(What to do): Rewrite all the records below as a JSON list of strings, with one string for each line and blank lines left out. Leave the pictures out.

#####

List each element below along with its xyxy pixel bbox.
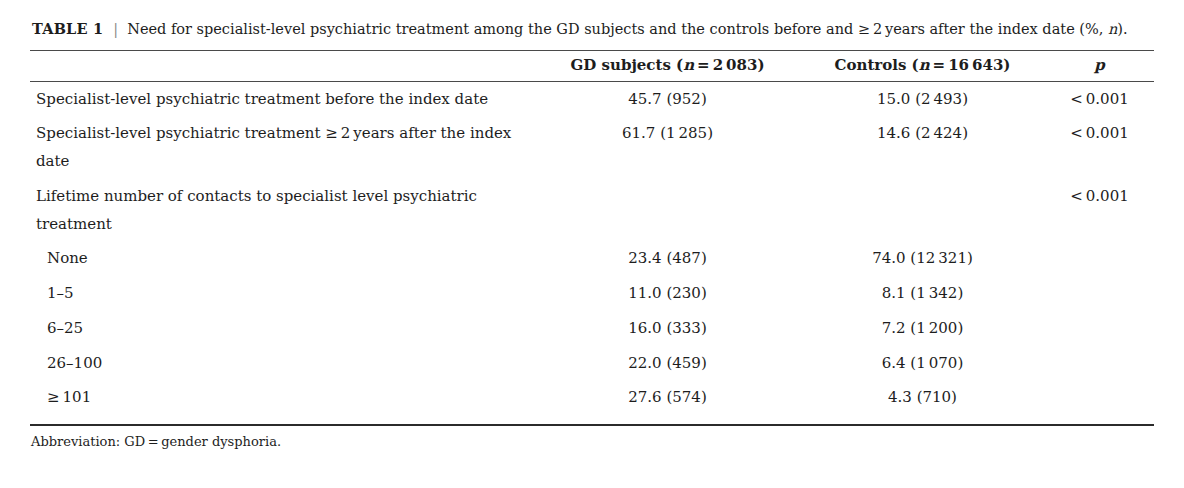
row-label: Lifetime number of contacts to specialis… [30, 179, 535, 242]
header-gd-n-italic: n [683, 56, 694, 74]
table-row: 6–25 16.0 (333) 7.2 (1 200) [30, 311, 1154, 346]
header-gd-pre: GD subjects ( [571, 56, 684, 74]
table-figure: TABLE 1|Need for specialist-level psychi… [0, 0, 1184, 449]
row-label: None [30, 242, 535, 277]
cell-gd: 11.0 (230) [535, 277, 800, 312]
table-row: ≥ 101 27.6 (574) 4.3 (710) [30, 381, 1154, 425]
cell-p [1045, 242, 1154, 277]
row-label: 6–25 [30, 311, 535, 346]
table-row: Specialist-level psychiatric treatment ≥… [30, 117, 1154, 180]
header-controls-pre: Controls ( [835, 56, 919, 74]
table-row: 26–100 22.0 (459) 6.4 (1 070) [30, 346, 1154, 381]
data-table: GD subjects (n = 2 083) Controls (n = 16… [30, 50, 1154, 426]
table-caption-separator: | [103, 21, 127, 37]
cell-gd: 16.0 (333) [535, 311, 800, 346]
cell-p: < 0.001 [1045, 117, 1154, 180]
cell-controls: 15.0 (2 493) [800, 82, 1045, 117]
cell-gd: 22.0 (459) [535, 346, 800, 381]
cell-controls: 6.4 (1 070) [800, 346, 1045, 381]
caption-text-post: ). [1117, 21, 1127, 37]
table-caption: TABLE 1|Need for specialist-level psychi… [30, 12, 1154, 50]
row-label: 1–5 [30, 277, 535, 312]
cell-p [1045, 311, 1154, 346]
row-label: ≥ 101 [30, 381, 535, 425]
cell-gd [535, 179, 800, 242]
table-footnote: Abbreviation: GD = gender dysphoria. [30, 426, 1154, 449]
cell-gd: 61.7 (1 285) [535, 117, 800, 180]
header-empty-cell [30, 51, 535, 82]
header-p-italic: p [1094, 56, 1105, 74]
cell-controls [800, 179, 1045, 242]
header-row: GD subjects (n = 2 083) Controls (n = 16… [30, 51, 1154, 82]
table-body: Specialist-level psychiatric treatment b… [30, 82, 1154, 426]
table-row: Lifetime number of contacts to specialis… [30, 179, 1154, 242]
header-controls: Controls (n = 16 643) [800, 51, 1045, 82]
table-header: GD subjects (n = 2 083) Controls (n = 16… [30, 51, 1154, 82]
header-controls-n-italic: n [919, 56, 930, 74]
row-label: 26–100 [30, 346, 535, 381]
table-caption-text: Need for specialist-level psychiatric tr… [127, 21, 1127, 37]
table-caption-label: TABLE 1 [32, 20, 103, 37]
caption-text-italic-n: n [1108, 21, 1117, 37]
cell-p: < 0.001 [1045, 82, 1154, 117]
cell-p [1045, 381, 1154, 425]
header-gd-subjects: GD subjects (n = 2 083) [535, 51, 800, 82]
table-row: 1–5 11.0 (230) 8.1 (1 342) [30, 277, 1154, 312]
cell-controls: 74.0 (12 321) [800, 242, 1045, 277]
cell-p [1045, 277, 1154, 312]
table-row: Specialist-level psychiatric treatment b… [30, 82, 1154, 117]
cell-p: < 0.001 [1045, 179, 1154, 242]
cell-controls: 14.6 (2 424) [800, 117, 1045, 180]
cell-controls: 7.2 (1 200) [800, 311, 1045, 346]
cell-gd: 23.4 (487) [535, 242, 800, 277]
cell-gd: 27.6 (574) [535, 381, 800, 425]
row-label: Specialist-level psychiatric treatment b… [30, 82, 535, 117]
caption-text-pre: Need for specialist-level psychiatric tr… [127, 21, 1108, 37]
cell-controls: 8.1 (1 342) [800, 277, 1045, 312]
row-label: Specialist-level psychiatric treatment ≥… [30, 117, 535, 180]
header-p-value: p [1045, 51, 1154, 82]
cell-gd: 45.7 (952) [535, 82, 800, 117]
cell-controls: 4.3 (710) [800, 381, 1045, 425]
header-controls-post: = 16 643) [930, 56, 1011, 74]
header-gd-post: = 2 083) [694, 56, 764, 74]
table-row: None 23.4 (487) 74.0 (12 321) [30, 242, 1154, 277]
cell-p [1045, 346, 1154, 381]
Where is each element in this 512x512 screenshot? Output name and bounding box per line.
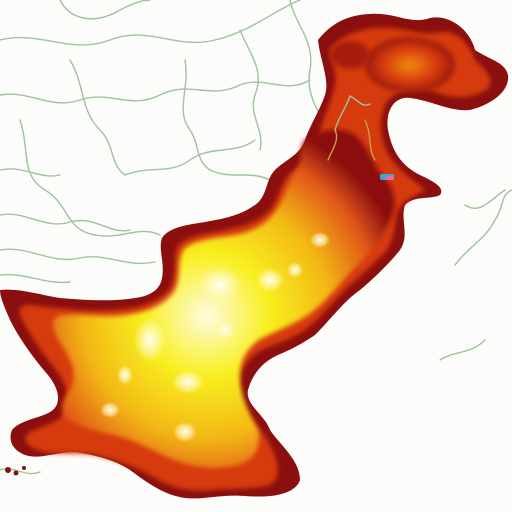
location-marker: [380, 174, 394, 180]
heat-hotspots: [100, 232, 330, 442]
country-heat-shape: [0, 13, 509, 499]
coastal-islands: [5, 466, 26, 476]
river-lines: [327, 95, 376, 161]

#####

(Worked answer):
[
  "List each element below along with its xyxy pixel bbox.",
  "row-label: Lifetime number of contacts to specialis… [30, 179, 535, 242]",
  "header-gd-n-italic: n [683, 56, 694, 74]",
  "table-row: 6–25 16.0 (333) 7.2 (1 200) [30, 311, 1154, 346]",
  "header-gd-pre: GD subjects ( [571, 56, 684, 74]",
  "table-figure: TABLE 1|Need for specialist-level psychi… [0, 0, 1184, 449]",
  "row-label: None [30, 242, 535, 277]",
  "cell-gd: 11.0 (230) [535, 277, 800, 312]",
  "table-row: ≥ 101 27.6 (574) 4.3 (710) [30, 381, 1154, 425]",
  "cell-p [1045, 242, 1154, 277]",
  "row-label: 6–25 [30, 311, 535, 346]",
  "table-row: Specialist-level psychiatric treatment ≥… [30, 117, 1154, 180]",
  "header-controls-pre: Controls ( [835, 56, 919, 74]",
  "table-row: 26–100 22.0 (459) 6.4 (1 070) [30, 346, 1154, 381]",
  "data-table: GD subjects (n = 2 083) Controls (n = 16… [30, 50, 1154, 426]",
  "table-caption-separator: | [103, 21, 127, 37]",
  "cell-gd: 16.0 (333) [535, 311, 800, 346]",
  "cell-p: < 0.001 [1045, 117, 1154, 180]",
  "cell-controls: 15.0 (2 493) [800, 82, 1045, 117]",
  "cell-gd: 22.0 (459) [535, 346, 800, 381]",
  "cell-controls: 6.4 (1 070) [800, 346, 1045, 381]",
  "caption-text-post: ). [1117, 21, 1127, 37]",
  "table-caption: TABLE 1|Need for specialist-level psychi… [30, 12, 1154, 50]",
  "row-label: 1–5 [30, 277, 535, 312]",
  "cell-p [1045, 311, 1154, 346]",
  "row-label: ≥ 101 [30, 381, 535, 425]",
  "cell-gd [535, 179, 800, 242]",
  "table-footnote: Abbreviation: GD = gender dysphoria. [30, 426, 1154, 449]",
  "cell-gd: 61.7 (1 285) [535, 117, 800, 180]",
  "header-empty-cell [30, 51, 535, 82]",
  "header-p-italic: p [1094, 56, 1105, 74]",
  "cell-controls [800, 179, 1045, 242]",
  "header-row: GD subjects (n = 2 083) Controls (n = 16… [30, 51, 1154, 82]",
  "table-body: Specialist-level psychiatric treatment b… [30, 82, 1154, 426]",
  "table-row: Lifetime number of contacts to specialis… [30, 179, 1154, 242]",
  "header-controls: Controls (n = 16 643) [800, 51, 1045, 82]",
  "table-header: GD subjects (n = 2 083) Controls (n = 16… [30, 51, 1154, 82]",
  "header-controls-n-italic: n [919, 56, 930, 74]",
  "row-label: 26–100 [30, 346, 535, 381]",
  "table-caption-text: Need for specialist-level psychiatric tr… [127, 21, 1127, 37]",
  "table-caption-label: TABLE 1 [32, 20, 103, 37]",
  "caption-text-italic-n: n [1108, 21, 1117, 37]",
  "cell-p: < 0.001 [1045, 82, 1154, 117]",
  "cell-p [1045, 381, 1154, 425]",
  "header-gd-subjects: GD subjects (n = 2 083) [535, 51, 800, 82]",
  "table-row: 1–5 11.0 (230) 8.1 (1 342) [30, 277, 1154, 312]",
  "cell-controls: 74.0 (12 321) [800, 242, 1045, 277]",
  "cell-p [1045, 277, 1154, 312]",
  "table-row: Specialist-level psychiatric treatment b… [30, 82, 1154, 117]",
  "cell-p: < 0.001 [1045, 179, 1154, 242]",
  "cell-controls: 14.6 (2 424) [800, 117, 1045, 180]",
  "cell-controls: 7.2 (1 200) [800, 311, 1045, 346]",
  "cell-gd: 23.4 (487) [535, 242, 800, 277]",
  "cell-gd: 27.6 (574) [535, 381, 800, 425]",
  "row-label: Specialist-level psychiatric treatment b… [30, 82, 535, 117]",
  "caption-text-pre: Need for specialist-level psychiatric tr… [127, 21, 1108, 37]",
  "cell-controls: 8.1 (1 342) [800, 277, 1045, 312]",
  "row-label: Specialist-level psychiatric treatment ≥… [30, 117, 535, 180]",
  "header-p-value: p [1045, 51, 1154, 82]",
  "cell-gd: 45.7 (952) [535, 82, 800, 117]",
  "cell-controls: 4.3 (710) [800, 381, 1045, 425]",
  "header-controls-post: = 16 643) [930, 56, 1011, 74]",
  "header-gd-post: = 2 083) [694, 56, 764, 74]",
  "table-row: None 23.4 (487) 74.0 (12 321) [30, 242, 1154, 277]",
  "cell-p [1045, 346, 1154, 381]",
  "Where is each element in this 512x512 screenshot? Output name and bounding box per line.",
  "location-marker: [380, 174, 394, 180]",
  "heat-hotspots: [100, 232, 330, 442]",
  "country-heat-shape: [0, 13, 509, 499]",
  "coastal-islands: [5, 466, 26, 476]",
  "river-lines: [327, 95, 376, 161]"
]